Give the records back in full, exactly as they read.

┌─ DATASET ENTRIES

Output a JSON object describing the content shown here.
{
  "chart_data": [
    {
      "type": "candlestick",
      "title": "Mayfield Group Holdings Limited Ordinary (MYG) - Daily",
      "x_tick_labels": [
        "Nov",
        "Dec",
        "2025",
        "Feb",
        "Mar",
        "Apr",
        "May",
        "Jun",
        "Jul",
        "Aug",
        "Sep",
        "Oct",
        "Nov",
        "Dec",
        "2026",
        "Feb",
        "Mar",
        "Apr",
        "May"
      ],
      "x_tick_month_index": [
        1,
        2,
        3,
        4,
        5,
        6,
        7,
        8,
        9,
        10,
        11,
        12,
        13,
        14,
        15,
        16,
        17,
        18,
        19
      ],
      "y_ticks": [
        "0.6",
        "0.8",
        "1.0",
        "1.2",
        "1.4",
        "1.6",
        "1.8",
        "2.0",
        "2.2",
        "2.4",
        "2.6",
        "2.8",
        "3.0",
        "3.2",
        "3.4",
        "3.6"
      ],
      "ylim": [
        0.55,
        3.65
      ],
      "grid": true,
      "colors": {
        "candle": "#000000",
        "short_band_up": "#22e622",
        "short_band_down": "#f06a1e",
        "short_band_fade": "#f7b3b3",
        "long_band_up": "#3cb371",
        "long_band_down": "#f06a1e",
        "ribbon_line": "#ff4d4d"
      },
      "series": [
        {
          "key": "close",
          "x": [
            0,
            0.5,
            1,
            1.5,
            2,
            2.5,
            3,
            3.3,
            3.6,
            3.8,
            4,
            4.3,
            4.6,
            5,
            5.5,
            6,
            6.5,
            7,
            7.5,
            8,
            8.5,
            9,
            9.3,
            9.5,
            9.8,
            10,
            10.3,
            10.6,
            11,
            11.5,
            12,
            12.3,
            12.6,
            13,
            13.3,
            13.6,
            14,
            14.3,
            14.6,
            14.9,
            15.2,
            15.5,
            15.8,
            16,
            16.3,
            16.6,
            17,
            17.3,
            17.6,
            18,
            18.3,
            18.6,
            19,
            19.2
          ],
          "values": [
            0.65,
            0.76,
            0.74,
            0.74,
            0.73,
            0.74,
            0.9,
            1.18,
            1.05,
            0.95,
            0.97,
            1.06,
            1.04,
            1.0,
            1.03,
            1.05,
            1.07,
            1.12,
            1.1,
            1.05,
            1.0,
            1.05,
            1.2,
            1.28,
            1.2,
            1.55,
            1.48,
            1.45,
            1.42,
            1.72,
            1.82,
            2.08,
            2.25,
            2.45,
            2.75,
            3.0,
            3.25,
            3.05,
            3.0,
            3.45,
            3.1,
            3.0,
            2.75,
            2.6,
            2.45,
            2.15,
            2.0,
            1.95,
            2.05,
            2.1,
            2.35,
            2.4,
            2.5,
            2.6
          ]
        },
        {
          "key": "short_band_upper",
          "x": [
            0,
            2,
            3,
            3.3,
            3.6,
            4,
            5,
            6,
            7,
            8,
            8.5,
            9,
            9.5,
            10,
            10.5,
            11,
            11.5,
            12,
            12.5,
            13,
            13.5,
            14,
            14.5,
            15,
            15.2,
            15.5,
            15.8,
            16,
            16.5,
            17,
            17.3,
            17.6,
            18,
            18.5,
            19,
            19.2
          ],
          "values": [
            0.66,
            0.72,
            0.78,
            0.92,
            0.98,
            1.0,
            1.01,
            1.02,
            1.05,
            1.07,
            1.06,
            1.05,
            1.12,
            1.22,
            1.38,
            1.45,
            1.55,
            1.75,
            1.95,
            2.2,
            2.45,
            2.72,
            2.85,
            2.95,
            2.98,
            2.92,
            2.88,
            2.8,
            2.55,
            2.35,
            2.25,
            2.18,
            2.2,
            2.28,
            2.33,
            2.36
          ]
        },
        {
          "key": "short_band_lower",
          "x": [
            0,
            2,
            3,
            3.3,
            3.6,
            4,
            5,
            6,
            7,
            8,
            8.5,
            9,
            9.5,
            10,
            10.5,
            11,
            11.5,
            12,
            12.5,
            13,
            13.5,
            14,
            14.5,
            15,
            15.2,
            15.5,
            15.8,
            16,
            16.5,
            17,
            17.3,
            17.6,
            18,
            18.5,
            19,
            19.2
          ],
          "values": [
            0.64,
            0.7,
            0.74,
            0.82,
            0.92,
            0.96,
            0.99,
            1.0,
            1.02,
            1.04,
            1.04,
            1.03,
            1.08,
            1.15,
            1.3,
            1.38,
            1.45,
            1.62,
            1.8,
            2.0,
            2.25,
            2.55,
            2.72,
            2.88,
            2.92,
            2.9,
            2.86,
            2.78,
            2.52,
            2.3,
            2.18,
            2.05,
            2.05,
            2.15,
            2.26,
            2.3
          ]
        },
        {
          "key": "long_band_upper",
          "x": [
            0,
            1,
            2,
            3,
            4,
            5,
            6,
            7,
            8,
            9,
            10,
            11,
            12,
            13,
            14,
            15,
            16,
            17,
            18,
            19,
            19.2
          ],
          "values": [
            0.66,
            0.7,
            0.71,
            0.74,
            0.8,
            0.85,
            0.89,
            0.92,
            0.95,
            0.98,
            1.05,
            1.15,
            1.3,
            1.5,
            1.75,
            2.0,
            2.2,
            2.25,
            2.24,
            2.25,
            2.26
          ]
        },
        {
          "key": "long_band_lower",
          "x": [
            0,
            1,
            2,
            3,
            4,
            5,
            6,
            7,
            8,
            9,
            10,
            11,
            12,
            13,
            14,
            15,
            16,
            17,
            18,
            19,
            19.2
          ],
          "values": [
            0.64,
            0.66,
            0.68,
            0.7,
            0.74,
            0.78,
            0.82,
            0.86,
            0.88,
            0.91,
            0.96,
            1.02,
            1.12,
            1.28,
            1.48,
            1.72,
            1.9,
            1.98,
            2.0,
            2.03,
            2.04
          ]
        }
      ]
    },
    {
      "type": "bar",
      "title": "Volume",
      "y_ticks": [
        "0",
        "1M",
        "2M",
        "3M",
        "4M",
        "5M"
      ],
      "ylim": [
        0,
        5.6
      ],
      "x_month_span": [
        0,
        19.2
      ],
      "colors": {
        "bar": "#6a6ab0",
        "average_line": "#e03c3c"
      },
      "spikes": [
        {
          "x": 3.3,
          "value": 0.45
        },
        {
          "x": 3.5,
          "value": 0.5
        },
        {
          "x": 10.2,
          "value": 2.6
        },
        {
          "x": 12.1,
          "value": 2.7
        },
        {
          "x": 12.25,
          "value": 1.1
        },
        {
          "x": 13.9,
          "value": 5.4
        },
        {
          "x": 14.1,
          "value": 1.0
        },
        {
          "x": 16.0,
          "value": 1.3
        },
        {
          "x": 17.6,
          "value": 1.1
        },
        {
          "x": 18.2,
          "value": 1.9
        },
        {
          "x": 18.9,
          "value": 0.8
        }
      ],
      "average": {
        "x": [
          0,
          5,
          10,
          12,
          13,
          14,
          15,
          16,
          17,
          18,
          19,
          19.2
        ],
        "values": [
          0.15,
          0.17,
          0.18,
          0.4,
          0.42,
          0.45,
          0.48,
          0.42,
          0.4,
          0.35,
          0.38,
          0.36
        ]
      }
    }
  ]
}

└─

■ **WRITTEN RESPONSE**:
Output a JSON object describing the content shown here.
{
  "chart_data": [
    {
      "type": "candlestick",
      "title": "Mayfield Group Holdings Limited Ordinary (MYG) - Daily",
      "x_tick_labels": [
        "Nov",
        "Dec",
        "2025",
        "Feb",
        "Mar",
        "Apr",
        "May",
        "Jun",
        "Jul",
        "Aug",
        "Sep",
        "Oct",
        "Nov",
        "Dec",
        "2026",
        "Feb",
        "Mar",
        "Apr",
        "May"
      ],
      "x_tick_month_index": [
        1,
        2,
        3,
        4,
        5,
        6,
        7,
        8,
        9,
        10,
        11,
        12,
        13,
        14,
        15,
        16,
        17,
        18,
        19
      ],
      "y_ticks": [
        "0.6",
        "0.8",
        "1.0",
        "1.2",
        "1.4",
        "1.6",
        "1.8",
        "2.0",
        "2.2",
        "2.4",
        "2.6",
        "2.8",
        "3.0",
        "3.2",
        "3.4",
        "3.6"
      ],
      "ylim": [
        0.55,
        3.65
      ],
      "grid": true,
      "colors": {
        "candle": "#000000",
        "short_band_up": "#22e622",
        "short_band_down": "#f06a1e",
        "short_band_fade": "#f7b3b3",
        "long_band_up": "#3cb371",
        "long_band_down": "#f06a1e",
        "ribbon_line": "#ff4d4d"
      },
      "series": [
        {
          "key": "close",
          "x": [
            0,
            0.5,
            1,
            1.5,
            2,
            2.5,
            3,
            3.3,
            3.6,
            3.8,
            4,
            4.3,
            4.6,
            5,
            5.5,
            6,
            6.5,
            7,
            7.5,
            8,
            8.5,
            9,
            9.3,
            9.5,
            9.8,
            10,
            10.3,
            10.6,
            11,
            11.5,
            12,
            12.3,
            12.6,
            13,
            13.3,
            13.6,
            14,
            14.3,
            14.6,
            14.9,
            15.2,
            15.5,
            15.8,
            16,
            16.3,
            16.6,
            17,
            17.3,
            17.6,
            18,
            18.3,
            18.6,
            19,
            19.2
          ],
          "values": [
            0.65,
            0.76,
            0.74,
            0.74,
            0.73,
            0.74,
            0.9,
            1.18,
            1.05,
            0.95,
            0.97,
            1.06,
            1.04,
            1.0,
            1.03,
            1.05,
            1.07,
            1.12,
            1.1,
            1.05,
            1.0,
            1.05,
            1.2,
            1.28,
            1.2,
            1.55,
            1.48,
            1.45,
            1.42,
            1.72,
            1.82,
            2.08,
            2.25,
            2.45,
            2.75,
            3.0,
            3.25,
            3.05,
            3.0,
            3.45,
            3.1,
            3.0,
            2.75,
            2.6,
            2.45,
            2.15,
            2.0,
            1.95,
            2.05,
            2.1,
            2.35,
            2.4,
            2.5,
            2.6
          ]
        },
        {
          "key": "short_band_upper",
          "x": [
            0,
            2,
            3,
            3.3,
            3.6,
            4,
            5,
            6,
            7,
            8,
            8.5,
            9,
            9.5,
            10,
            10.5,
            11,
            11.5,
            12,
            12.5,
            13,
            13.5,
            14,
            14.5,
            15,
            15.2,
            15.5,
            15.8,
            16,
            16.5,
            17,
            17.3,
            17.6,
            18,
            18.5,
            19,
            19.2
          ],
          "values": [
            0.66,
            0.72,
            0.78,
            0.92,
            0.98,
            1.0,
            1.01,
            1.02,
            1.05,
            1.07,
            1.06,
            1.05,
            1.12,
            1.22,
            1.38,
            1.45,
            1.55,
            1.75,
            1.95,
            2.2,
            2.45,
            2.72,
            2.85,
            2.95,
            2.98,
            2.92,
            2.88,
            2.8,
            2.55,
            2.35,
            2.25,
            2.18,
            2.2,
            2.28,
            2.33,
            2.36
          ]
        },
        {
          "key": "short_band_lower",
          "x": [
            0,
            2,
            3,
            3.3,
            3.6,
            4,
            5,
            6,
            7,
            8,
            8.5,
            9,
            9.5,
            10,
            10.5,
            11,
            11.5,
            12,
            12.5,
            13,
            13.5,
            14,
            14.5,
            15,
            15.2,
            15.5,
            15.8,
            16,
            16.5,
            17,
            17.3,
            17.6,
            18,
            18.5,
            19,
            19.2
          ],
          "values": [
            0.64,
            0.7,
            0.74,
            0.82,
            0.92,
            0.96,
            0.99,
            1.0,
            1.02,
            1.04,
            1.04,
            1.03,
            1.08,
            1.15,
            1.3,
            1.38,
            1.45,
            1.62,
            1.8,
            2.0,
            2.25,
            2.55,
            2.72,
            2.88,
            2.92,
            2.9,
            2.86,
            2.78,
            2.52,
            2.3,
            2.18,
            2.05,
            2.05,
            2.15,
            2.26,
            2.3
          ]
        },
        {
          "key": "long_band_upper",
          "x": [
            0,
            1,
            2,
            3,
            4,
            5,
            6,
            7,
            8,
            9,
            10,
            11,
            12,
            13,
            14,
            15,
            16,
            17,
            18,
            19,
            19.2
          ],
          "values": [
            0.66,
            0.7,
            0.71,
            0.74,
            0.8,
            0.85,
            0.89,
            0.92,
            0.95,
            0.98,
            1.05,
            1.15,
            1.3,
            1.5,
            1.75,
            2.0,
            2.2,
            2.25,
            2.24,
            2.25,
            2.26
          ]
        },
        {
          "key": "long_band_lower",
          "x": [
            0,
            1,
            2,
            3,
            4,
            5,
            6,
            7,
            8,
            9,
            10,
            11,
            12,
            13,
            14,
            15,
            16,
            17,
            18,
            19,
            19.2
          ],
          "values": [
            0.64,
            0.66,
            0.68,
            0.7,
            0.74,
            0.78,
            0.82,
            0.86,
            0.88,
            0.91,
            0.96,
            1.02,
            1.12,
            1.28,
            1.48,
            1.72,
            1.9,
            1.98,
            2.0,
            2.03,
            2.04
          ]
        }
      ]
    },
    {
      "type": "bar",
      "title": "Volume",
      "y_ticks": [
        "0",
        "1M",
        "2M",
        "3M",
        "4M",
        "5M"
      ],
      "ylim": [
        0,
        5.6
      ],
      "x_month_span": [
        0,
        19.2
      ],
      "colors": {
        "bar": "#6a6ab0",
        "average_line": "#e03c3c"
      },
      "spikes": [
        {
          "x": 3.3,
          "value": 0.45
        },
        {
          "x": 3.5,
          "value": 0.5
        },
        {
          "x": 10.2,
          "value": 2.6
        },
        {
          "x": 12.1,
          "value": 2.7
        },
        {
          "x": 12.25,
          "value": 1.1
        },
        {
          "x": 13.9,
          "value": 5.4
        },
        {
          "x": 14.1,
          "value": 1.0
        },
        {
          "x": 16.0,
          "value": 1.3
        },
        {
          "x": 17.6,
          "value": 1.1
        },
        {
          "x": 18.2,
          "value": 1.9
        },
        {
          "x": 18.9,
          "value": 0.8
        }
      ],
      "average": {
        "x": [
          0,
          5,
          10,
          12,
          13,
          14,
          15,
          16,
          17,
          18,
          19,
          19.2
        ],
        "values": [
          0.15,
          0.17,
          0.18,
          0.4,
          0.42,
          0.45,
          0.48,
          0.42,
          0.4,
          0.35,
          0.38,
          0.36
        ]
      }
    }
  ]
}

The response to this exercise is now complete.